[Data entries]
------------------------------

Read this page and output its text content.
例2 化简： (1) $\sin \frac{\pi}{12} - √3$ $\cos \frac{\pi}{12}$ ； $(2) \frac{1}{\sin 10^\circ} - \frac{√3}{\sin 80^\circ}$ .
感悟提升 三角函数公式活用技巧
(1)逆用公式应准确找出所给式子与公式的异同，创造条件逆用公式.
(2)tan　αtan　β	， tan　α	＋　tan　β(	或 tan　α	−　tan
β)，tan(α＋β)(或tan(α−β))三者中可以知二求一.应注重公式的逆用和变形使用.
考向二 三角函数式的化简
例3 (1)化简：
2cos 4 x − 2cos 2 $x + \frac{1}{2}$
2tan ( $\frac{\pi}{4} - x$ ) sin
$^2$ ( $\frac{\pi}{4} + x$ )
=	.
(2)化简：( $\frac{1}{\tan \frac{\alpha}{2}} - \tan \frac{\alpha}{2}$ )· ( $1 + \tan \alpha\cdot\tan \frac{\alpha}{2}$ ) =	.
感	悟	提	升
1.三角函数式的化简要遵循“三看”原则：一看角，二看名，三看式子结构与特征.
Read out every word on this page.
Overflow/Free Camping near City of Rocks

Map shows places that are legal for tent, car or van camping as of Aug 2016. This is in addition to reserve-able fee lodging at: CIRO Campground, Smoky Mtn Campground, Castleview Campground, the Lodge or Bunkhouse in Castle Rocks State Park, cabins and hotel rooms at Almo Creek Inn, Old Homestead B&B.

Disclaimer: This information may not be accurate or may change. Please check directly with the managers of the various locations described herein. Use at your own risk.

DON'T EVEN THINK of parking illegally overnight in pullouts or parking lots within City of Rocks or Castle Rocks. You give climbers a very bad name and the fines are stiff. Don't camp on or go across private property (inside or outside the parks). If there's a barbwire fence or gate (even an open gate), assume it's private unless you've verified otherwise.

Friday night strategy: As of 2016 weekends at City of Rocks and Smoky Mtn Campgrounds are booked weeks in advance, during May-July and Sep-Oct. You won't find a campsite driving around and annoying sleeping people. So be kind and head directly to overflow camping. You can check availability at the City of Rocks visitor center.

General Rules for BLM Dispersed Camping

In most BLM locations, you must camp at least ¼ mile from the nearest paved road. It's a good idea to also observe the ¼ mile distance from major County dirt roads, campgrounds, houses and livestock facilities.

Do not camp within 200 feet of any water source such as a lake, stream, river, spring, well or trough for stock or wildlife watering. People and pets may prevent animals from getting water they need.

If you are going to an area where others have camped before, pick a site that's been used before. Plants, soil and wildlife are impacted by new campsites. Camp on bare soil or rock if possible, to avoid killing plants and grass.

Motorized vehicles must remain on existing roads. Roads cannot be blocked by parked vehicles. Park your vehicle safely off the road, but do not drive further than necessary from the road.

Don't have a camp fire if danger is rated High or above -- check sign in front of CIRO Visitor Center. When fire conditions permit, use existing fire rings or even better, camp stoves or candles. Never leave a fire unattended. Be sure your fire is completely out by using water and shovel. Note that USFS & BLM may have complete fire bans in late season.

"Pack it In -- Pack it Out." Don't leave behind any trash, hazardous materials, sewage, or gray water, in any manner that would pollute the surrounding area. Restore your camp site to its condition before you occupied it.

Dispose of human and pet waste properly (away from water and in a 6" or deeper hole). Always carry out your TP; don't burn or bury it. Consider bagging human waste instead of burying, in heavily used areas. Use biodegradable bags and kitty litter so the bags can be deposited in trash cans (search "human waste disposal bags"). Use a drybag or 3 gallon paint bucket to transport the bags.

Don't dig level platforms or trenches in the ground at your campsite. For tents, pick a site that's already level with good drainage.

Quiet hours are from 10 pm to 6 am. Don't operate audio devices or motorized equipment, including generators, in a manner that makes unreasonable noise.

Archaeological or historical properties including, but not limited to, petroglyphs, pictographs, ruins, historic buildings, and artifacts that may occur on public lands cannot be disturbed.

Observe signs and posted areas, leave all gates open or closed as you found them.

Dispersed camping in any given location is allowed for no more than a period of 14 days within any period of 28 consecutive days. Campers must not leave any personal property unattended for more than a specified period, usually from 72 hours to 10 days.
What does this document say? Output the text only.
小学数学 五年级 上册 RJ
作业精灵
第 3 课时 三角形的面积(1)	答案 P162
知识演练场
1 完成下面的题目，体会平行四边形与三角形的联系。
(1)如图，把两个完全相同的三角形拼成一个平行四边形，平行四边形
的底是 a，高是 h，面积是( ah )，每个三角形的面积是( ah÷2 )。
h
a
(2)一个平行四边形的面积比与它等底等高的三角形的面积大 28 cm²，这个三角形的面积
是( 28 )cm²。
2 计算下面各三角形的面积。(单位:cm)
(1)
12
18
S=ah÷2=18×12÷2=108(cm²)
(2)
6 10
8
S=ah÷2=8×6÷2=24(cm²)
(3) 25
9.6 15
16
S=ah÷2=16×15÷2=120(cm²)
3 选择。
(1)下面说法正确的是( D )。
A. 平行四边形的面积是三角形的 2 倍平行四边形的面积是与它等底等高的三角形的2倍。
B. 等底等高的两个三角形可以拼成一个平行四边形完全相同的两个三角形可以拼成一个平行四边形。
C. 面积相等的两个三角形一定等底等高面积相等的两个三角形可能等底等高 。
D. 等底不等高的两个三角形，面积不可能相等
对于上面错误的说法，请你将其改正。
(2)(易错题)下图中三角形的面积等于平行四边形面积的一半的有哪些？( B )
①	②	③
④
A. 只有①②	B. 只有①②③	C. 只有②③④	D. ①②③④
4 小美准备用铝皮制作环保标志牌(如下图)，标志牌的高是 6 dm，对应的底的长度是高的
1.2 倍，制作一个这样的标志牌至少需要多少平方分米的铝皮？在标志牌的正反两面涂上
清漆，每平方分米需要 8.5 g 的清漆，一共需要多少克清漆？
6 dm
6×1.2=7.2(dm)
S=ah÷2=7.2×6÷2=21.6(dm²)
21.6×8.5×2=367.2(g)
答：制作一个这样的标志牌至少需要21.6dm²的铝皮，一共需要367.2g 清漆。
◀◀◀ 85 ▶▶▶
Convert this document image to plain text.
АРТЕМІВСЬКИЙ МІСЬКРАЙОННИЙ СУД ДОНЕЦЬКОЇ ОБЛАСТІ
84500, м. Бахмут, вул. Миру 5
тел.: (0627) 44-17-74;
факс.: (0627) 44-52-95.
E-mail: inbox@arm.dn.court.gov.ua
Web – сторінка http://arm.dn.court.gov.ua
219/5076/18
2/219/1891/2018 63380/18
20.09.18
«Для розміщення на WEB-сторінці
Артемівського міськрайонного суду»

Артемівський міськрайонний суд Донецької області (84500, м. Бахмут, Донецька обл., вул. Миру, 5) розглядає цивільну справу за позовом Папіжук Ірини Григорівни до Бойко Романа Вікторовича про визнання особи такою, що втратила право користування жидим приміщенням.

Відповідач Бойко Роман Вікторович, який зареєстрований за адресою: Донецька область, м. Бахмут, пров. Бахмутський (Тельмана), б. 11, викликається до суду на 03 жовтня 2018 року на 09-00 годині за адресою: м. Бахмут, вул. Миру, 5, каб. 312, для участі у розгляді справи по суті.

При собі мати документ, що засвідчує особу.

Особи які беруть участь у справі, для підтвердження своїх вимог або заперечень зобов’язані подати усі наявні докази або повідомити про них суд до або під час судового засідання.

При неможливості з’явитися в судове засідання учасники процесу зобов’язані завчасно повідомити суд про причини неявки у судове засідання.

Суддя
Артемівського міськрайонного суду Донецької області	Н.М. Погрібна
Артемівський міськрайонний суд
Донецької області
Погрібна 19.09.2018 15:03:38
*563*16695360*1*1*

------------------------------

**Problem requirements:**
Using the listing above, show each line holding the string "язані".

**Exercise solution:**
Особи які беруть участь у справі, для підтвердження своїх вимог або заперечень зобов’язані подати усі наявні докази або повідомити про них суд до або під час судового засідання.
При неможливості з’явитися в судове засідання учасники процесу зобов’язані завчасно повідомити суд про причини неявки у судове засідання.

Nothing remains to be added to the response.